------ Source material ------
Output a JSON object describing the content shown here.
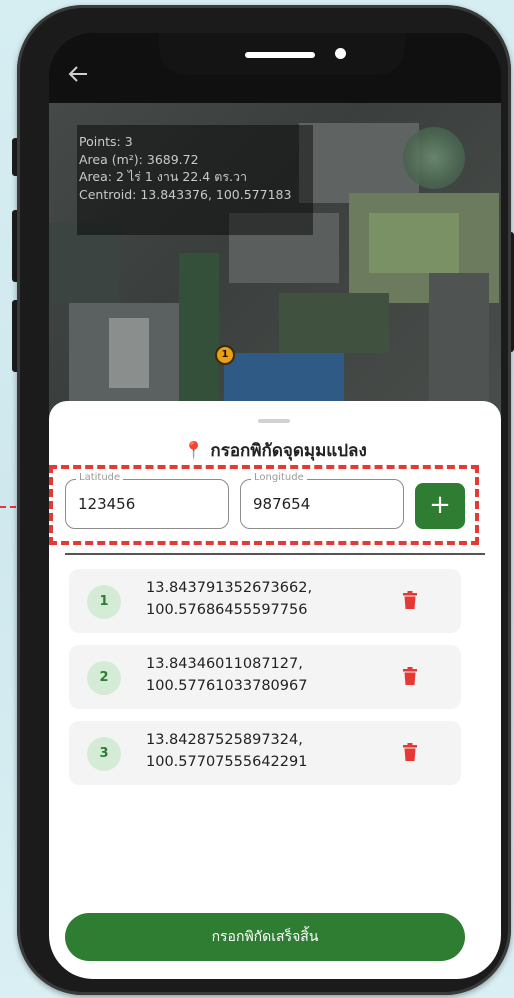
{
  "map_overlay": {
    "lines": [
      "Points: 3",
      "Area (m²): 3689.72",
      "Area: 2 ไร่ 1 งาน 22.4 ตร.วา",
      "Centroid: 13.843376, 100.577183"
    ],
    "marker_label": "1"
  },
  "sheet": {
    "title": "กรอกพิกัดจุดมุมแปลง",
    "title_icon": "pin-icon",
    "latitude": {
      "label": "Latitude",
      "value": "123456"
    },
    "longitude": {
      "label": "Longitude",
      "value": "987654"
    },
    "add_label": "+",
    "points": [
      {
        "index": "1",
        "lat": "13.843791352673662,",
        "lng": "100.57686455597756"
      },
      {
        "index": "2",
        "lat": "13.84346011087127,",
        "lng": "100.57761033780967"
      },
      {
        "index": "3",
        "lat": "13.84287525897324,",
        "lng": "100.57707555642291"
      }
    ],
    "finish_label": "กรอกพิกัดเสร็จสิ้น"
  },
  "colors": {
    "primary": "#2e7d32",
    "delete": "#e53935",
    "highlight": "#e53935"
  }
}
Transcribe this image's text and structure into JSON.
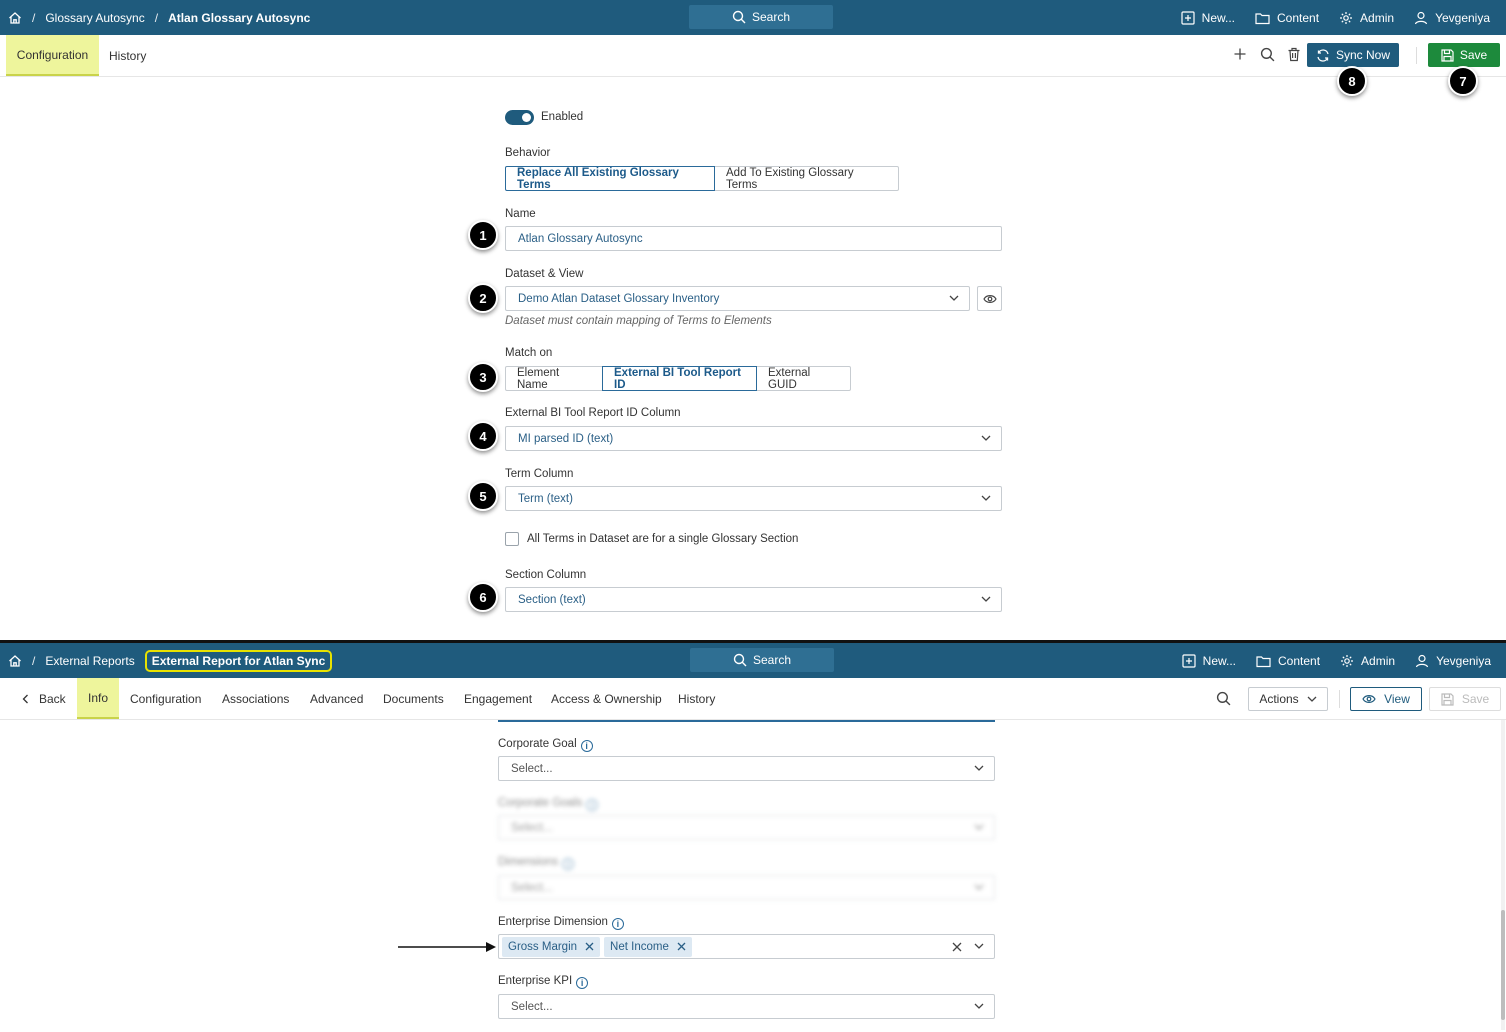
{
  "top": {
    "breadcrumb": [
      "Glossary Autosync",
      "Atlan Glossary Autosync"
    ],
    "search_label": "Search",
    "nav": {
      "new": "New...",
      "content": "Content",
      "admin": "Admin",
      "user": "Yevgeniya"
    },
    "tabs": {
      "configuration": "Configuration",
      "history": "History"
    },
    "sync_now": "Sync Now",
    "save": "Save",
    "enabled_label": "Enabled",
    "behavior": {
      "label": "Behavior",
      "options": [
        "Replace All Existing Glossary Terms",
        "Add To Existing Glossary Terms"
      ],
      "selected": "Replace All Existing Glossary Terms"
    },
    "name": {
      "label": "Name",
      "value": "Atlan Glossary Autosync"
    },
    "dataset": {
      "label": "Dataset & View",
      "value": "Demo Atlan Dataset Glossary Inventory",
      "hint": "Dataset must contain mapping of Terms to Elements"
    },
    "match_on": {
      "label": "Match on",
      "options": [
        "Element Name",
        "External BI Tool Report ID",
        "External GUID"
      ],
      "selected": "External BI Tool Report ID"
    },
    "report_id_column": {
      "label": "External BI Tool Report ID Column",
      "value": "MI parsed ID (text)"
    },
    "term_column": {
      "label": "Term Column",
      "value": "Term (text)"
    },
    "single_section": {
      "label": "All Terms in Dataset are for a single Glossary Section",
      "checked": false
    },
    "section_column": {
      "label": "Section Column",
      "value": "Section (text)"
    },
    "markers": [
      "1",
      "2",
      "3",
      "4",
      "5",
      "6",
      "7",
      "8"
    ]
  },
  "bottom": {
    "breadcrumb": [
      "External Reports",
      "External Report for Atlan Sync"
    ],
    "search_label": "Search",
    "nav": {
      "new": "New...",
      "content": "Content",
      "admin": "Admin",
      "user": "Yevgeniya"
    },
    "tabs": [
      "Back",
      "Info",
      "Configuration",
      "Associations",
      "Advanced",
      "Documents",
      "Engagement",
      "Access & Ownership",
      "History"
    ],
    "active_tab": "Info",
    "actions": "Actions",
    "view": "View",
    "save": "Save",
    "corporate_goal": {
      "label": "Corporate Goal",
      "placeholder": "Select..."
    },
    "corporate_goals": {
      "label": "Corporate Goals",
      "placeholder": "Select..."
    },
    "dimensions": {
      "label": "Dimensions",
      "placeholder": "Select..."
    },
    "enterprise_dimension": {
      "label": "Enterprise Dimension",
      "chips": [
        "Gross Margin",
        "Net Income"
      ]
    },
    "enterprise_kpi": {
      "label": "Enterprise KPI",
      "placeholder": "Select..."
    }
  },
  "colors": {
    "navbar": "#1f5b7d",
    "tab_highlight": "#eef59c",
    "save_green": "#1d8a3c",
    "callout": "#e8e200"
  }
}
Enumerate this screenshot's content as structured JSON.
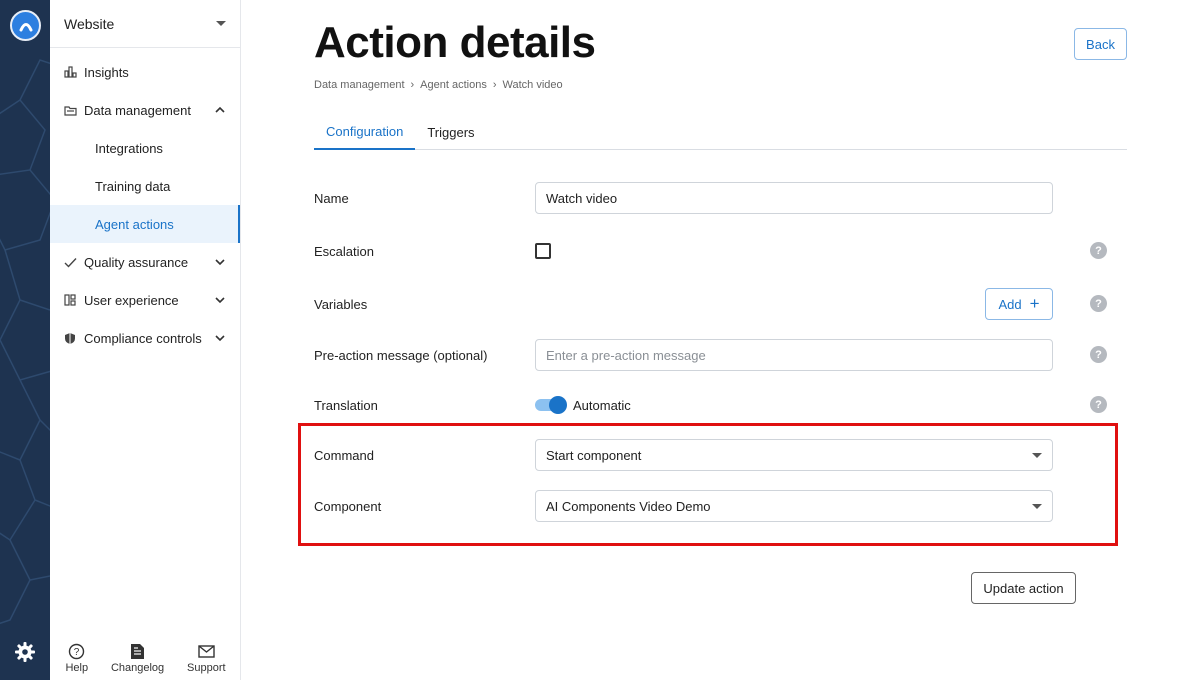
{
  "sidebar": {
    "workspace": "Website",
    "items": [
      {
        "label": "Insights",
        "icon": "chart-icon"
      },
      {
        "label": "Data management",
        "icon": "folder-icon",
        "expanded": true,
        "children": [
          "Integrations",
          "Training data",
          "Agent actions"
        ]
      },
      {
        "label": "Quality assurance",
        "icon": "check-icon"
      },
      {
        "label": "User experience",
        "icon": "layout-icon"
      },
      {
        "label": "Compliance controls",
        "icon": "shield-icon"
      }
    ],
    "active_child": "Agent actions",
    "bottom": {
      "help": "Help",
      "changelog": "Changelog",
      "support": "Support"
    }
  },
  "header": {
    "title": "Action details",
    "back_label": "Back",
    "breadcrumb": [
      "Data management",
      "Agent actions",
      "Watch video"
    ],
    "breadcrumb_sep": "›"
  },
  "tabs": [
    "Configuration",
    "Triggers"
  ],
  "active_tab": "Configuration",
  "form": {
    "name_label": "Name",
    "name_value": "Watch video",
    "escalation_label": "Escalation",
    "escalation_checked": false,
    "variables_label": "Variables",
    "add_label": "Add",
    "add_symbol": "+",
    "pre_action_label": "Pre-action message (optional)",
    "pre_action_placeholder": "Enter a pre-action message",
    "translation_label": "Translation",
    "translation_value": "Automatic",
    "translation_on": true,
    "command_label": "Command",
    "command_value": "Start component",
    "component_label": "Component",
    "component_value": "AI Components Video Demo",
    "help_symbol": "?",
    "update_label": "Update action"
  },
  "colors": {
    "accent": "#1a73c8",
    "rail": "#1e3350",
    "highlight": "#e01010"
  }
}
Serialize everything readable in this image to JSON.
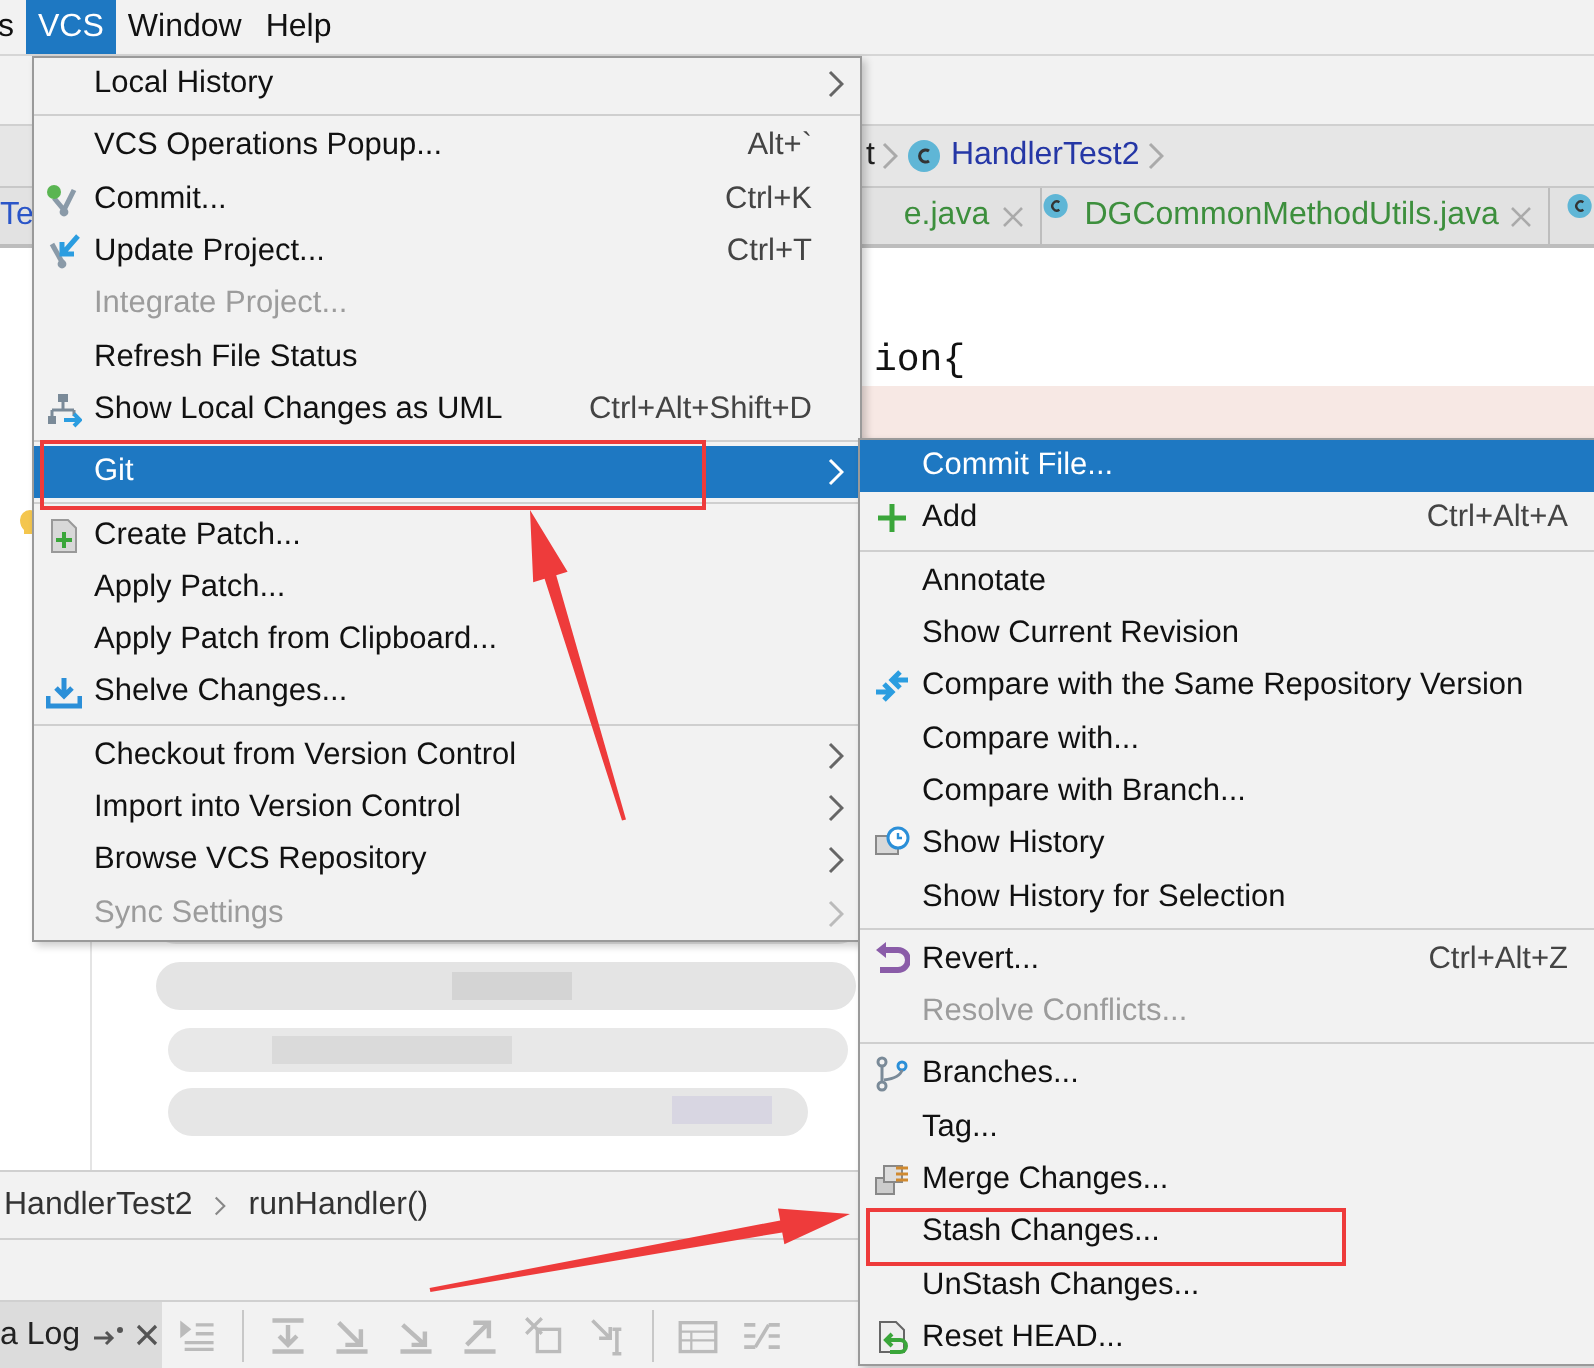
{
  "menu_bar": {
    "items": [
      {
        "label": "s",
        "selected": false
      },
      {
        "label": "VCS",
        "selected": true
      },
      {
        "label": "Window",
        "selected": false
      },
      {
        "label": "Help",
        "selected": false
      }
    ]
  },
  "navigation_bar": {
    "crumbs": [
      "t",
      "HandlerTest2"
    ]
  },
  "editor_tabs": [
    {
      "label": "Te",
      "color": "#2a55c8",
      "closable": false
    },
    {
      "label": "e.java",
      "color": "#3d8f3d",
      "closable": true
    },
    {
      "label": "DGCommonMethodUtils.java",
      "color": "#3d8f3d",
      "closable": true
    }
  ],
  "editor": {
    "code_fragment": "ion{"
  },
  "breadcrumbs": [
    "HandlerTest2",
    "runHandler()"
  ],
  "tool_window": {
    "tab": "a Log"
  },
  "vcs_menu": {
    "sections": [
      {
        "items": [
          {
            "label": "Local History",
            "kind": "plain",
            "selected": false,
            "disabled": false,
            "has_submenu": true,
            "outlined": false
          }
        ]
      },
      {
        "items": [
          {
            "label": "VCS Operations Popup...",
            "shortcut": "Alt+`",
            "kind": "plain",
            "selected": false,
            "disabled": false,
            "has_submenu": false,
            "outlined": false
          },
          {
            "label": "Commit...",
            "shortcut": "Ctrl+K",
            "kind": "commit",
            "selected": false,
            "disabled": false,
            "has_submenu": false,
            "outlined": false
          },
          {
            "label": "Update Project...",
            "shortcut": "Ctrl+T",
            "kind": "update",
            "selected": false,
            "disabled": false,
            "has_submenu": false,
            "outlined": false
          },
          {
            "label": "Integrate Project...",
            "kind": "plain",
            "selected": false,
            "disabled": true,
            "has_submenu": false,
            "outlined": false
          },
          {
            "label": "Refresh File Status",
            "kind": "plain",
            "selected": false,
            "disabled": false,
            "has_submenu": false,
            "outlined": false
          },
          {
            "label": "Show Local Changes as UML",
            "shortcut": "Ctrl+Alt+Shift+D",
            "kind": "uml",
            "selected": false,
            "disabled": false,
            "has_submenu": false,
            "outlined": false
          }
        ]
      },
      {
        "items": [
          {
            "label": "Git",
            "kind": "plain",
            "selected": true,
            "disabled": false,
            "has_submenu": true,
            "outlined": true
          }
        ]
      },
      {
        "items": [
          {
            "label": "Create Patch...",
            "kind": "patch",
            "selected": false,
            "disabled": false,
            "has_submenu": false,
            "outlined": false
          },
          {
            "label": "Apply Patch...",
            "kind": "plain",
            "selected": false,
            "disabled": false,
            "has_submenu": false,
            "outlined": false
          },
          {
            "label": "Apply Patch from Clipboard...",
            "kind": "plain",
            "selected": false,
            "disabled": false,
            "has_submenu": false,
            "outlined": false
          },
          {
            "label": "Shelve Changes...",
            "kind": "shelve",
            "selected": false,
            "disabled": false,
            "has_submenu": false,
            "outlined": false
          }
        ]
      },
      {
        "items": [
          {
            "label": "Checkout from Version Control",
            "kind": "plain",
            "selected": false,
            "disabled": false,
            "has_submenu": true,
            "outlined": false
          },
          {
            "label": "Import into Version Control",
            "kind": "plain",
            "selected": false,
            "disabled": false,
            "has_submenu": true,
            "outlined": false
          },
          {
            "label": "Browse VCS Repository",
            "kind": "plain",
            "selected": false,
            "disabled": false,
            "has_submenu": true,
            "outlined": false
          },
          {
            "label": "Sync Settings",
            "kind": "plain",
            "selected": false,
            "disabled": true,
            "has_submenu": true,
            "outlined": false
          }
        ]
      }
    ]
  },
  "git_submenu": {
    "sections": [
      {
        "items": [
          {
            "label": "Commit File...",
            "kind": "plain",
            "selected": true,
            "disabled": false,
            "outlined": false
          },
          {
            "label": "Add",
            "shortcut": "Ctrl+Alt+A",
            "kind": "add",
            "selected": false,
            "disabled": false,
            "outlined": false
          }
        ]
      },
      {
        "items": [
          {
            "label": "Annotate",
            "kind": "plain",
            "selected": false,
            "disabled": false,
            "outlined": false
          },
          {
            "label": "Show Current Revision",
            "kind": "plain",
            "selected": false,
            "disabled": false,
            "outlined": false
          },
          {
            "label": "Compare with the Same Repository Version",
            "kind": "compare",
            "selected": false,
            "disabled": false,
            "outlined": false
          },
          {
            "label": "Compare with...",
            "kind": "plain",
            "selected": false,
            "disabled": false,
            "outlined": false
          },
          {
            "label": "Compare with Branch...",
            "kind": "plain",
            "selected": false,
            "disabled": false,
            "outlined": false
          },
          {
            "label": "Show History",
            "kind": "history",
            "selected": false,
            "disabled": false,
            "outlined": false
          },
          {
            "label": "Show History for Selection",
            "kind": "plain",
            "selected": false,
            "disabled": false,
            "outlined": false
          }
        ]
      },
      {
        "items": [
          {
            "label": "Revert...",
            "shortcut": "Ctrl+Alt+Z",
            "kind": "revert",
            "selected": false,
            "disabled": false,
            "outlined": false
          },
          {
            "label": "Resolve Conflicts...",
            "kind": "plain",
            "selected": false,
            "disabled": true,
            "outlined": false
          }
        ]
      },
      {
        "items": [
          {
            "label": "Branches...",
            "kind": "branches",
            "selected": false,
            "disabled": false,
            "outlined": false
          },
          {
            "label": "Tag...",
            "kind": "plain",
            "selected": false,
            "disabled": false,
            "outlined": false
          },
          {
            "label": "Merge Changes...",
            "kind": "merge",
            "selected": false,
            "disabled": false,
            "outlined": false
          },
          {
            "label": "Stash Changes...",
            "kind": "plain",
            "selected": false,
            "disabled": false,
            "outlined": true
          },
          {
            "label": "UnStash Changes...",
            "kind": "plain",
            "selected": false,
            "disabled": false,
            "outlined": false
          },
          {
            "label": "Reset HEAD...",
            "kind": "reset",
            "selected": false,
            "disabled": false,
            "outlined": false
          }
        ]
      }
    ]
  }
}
------
* **Problem description**
Across the records, how many lines contain "content"? Only the number should be given.

* **Full answer**
4